## Set problem
Return every line in the records below that contains the string "contact". Treat uppercase and lowercase as different.

## Lines of data

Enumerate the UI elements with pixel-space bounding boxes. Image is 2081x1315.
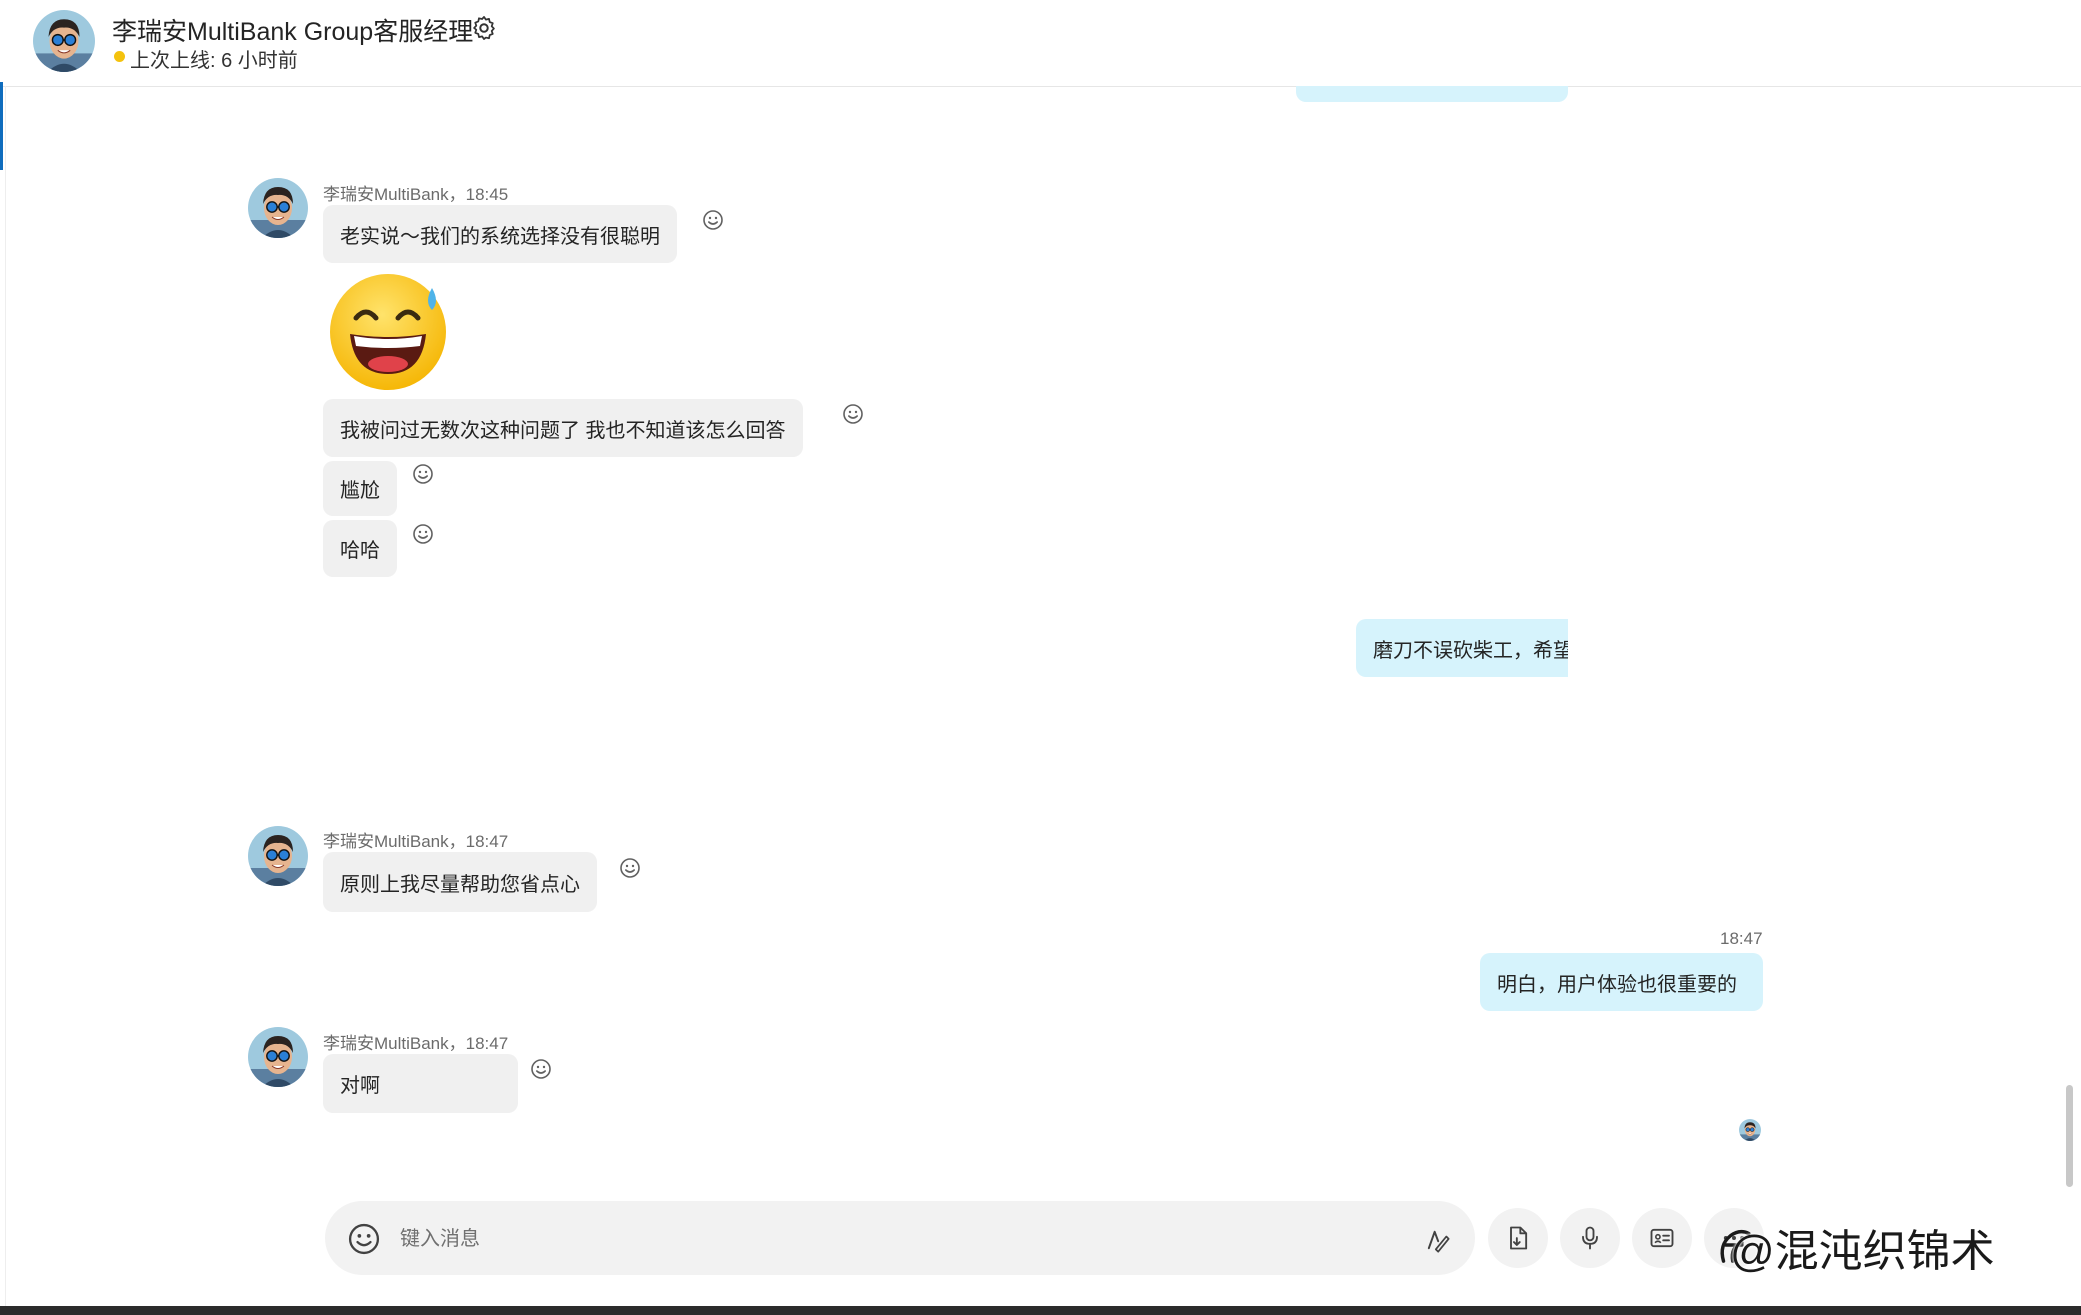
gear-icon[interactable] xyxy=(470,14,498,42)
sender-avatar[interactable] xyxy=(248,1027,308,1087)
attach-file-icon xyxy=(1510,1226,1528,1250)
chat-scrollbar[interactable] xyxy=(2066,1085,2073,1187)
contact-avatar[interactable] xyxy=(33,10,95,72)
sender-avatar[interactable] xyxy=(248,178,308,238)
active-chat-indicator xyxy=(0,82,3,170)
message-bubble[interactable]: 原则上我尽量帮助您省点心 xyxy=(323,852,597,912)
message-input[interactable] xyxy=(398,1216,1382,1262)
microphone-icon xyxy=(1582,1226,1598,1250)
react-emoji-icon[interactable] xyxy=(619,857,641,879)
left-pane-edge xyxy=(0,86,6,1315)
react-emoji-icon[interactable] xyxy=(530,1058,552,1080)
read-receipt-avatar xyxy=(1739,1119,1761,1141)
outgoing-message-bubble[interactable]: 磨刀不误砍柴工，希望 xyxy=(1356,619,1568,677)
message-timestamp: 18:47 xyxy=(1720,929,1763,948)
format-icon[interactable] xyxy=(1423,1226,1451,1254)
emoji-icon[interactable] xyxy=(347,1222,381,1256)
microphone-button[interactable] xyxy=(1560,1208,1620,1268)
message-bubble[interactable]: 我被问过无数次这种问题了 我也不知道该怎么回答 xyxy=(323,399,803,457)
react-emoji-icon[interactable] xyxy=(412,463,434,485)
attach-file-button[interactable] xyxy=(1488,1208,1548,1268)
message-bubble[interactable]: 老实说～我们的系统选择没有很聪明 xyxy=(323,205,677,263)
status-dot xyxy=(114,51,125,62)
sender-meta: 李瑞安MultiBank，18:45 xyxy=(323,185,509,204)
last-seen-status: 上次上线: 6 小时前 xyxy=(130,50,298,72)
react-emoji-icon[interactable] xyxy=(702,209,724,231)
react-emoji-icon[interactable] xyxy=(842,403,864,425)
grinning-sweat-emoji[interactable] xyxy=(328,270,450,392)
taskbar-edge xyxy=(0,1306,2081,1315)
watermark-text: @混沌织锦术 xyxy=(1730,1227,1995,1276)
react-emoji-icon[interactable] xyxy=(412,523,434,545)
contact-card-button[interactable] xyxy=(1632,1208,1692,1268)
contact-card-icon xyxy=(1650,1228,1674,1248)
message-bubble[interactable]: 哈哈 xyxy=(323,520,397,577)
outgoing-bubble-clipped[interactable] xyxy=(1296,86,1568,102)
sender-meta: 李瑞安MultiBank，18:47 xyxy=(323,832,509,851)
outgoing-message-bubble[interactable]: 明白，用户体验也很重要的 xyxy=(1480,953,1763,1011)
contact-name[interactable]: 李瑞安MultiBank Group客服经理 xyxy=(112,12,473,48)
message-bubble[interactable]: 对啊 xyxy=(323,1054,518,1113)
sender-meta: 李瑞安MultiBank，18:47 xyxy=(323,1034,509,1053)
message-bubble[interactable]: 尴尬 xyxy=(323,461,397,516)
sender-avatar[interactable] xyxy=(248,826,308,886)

* * *

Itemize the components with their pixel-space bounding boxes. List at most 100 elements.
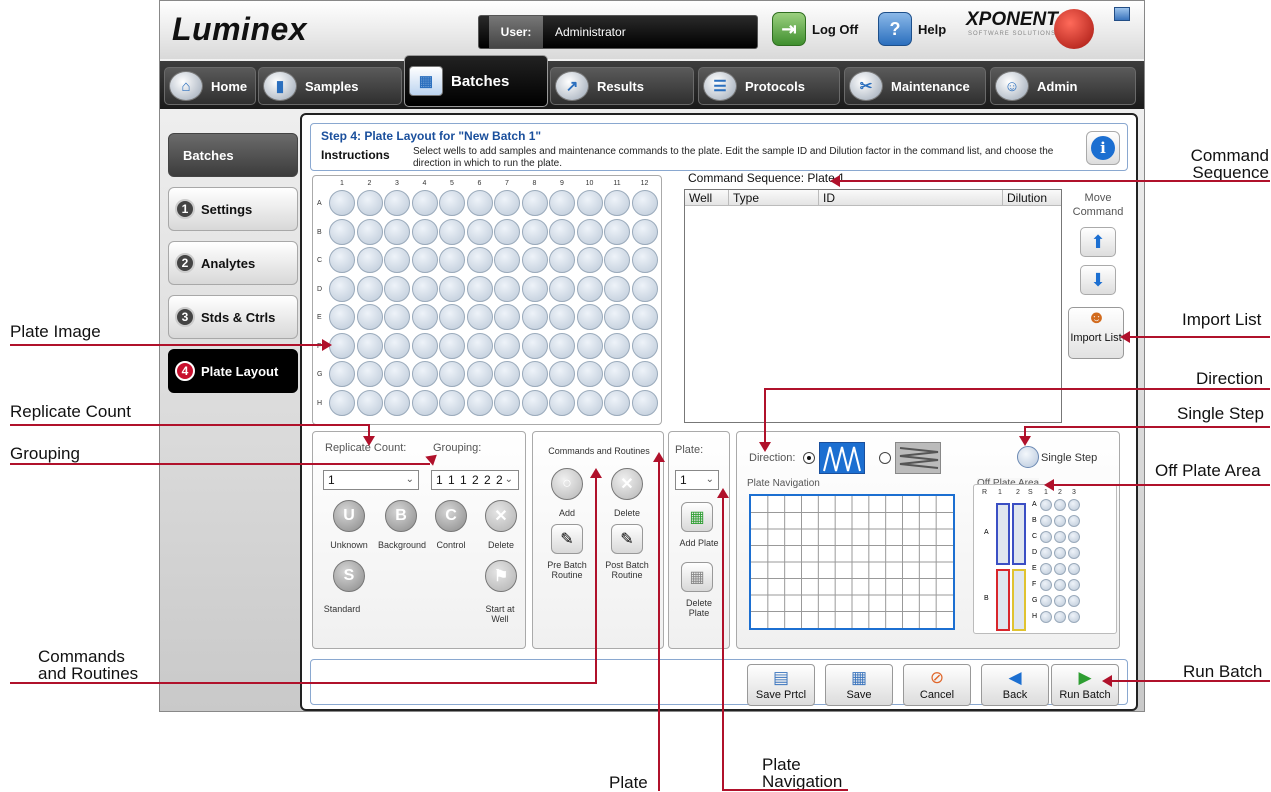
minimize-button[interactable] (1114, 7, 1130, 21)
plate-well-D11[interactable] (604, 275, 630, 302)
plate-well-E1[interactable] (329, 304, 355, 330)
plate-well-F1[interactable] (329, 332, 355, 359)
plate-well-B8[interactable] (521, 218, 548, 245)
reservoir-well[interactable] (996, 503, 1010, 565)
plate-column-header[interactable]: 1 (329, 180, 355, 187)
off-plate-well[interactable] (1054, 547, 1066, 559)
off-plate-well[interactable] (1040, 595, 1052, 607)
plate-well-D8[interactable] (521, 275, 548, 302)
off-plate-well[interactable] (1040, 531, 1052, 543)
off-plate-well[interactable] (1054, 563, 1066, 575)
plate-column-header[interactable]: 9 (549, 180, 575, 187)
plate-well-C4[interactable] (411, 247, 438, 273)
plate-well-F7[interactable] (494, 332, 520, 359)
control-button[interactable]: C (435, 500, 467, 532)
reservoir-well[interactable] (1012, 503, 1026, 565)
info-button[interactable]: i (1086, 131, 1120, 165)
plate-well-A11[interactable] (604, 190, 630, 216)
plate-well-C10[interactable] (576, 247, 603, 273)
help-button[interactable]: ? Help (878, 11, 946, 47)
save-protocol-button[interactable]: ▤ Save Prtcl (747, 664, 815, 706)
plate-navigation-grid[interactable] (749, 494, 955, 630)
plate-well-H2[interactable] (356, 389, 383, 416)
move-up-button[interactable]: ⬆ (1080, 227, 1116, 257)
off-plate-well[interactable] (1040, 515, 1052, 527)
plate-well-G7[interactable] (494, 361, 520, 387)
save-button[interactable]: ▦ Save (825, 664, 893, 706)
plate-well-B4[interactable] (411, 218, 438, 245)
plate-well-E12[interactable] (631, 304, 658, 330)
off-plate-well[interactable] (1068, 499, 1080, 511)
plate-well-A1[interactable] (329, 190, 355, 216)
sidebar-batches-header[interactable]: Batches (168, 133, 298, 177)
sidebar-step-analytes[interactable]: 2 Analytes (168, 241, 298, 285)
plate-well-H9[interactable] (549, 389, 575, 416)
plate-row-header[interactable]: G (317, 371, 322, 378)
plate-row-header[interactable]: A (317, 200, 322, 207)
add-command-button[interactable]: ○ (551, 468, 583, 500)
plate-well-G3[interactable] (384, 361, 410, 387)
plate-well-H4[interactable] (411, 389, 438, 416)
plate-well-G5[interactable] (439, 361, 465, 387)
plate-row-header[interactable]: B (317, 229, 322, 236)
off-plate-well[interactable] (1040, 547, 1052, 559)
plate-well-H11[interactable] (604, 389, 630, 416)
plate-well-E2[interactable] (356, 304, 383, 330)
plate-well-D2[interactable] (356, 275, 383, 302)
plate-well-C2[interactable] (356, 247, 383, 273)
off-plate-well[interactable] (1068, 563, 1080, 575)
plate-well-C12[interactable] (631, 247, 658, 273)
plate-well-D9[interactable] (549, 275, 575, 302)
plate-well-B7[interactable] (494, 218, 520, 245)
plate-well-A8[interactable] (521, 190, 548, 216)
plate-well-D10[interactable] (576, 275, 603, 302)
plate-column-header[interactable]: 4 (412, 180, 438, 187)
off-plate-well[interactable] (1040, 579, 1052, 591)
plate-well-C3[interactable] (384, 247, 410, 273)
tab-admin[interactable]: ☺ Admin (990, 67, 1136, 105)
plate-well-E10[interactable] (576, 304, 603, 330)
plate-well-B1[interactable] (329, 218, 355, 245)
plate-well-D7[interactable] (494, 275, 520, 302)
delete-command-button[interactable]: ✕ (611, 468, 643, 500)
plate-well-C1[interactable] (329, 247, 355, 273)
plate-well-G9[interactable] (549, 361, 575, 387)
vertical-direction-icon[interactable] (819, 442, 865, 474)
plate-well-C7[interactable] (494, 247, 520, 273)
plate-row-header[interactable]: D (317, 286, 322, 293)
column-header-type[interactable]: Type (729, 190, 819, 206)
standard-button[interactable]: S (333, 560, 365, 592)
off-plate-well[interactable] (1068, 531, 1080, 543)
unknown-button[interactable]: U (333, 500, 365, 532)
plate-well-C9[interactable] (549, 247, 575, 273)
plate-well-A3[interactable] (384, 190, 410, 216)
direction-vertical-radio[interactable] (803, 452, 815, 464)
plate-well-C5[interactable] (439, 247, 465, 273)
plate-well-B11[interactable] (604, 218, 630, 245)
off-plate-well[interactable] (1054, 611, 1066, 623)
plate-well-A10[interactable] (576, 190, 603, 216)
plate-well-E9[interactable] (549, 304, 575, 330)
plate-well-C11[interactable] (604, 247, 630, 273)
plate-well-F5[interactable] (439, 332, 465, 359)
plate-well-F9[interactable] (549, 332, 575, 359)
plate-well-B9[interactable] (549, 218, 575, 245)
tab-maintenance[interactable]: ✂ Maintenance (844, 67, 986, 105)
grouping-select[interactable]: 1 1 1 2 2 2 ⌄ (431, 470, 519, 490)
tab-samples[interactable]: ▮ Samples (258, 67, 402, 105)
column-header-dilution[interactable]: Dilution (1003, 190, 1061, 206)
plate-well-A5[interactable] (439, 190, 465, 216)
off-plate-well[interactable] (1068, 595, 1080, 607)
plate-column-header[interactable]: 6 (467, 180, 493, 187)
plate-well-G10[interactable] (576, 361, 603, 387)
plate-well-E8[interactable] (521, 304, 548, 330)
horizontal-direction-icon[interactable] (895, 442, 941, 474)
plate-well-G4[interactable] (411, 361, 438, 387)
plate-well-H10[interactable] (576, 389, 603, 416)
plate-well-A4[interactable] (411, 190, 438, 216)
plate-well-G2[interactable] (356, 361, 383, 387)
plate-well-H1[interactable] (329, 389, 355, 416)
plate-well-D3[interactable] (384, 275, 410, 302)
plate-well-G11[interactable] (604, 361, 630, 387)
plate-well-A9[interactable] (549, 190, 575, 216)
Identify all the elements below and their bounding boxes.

==

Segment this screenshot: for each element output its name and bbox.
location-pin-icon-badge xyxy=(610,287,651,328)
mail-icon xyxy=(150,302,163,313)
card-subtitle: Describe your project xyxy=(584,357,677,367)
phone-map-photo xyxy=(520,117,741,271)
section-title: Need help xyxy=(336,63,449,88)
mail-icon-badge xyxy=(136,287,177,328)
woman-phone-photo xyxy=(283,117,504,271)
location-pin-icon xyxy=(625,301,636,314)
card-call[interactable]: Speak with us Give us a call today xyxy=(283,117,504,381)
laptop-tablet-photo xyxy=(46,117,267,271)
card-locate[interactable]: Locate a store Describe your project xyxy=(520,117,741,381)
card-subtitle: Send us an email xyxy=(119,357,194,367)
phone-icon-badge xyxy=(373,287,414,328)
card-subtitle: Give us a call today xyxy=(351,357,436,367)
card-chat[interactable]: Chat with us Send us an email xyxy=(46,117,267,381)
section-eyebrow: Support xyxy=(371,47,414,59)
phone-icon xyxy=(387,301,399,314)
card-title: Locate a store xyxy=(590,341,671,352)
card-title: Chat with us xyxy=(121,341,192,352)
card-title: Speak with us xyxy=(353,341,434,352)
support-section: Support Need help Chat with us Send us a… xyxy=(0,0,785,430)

## Task answer
contact-avatar[interactable] xyxy=(33,10,95,72)
contact-card-button[interactable] xyxy=(1632,1208,1692,1268)
contact-card-icon xyxy=(1650,1228,1674,1248)
contact-name[interactable]: 李瑞安MultiBank Group客服经理 xyxy=(112,12,473,48)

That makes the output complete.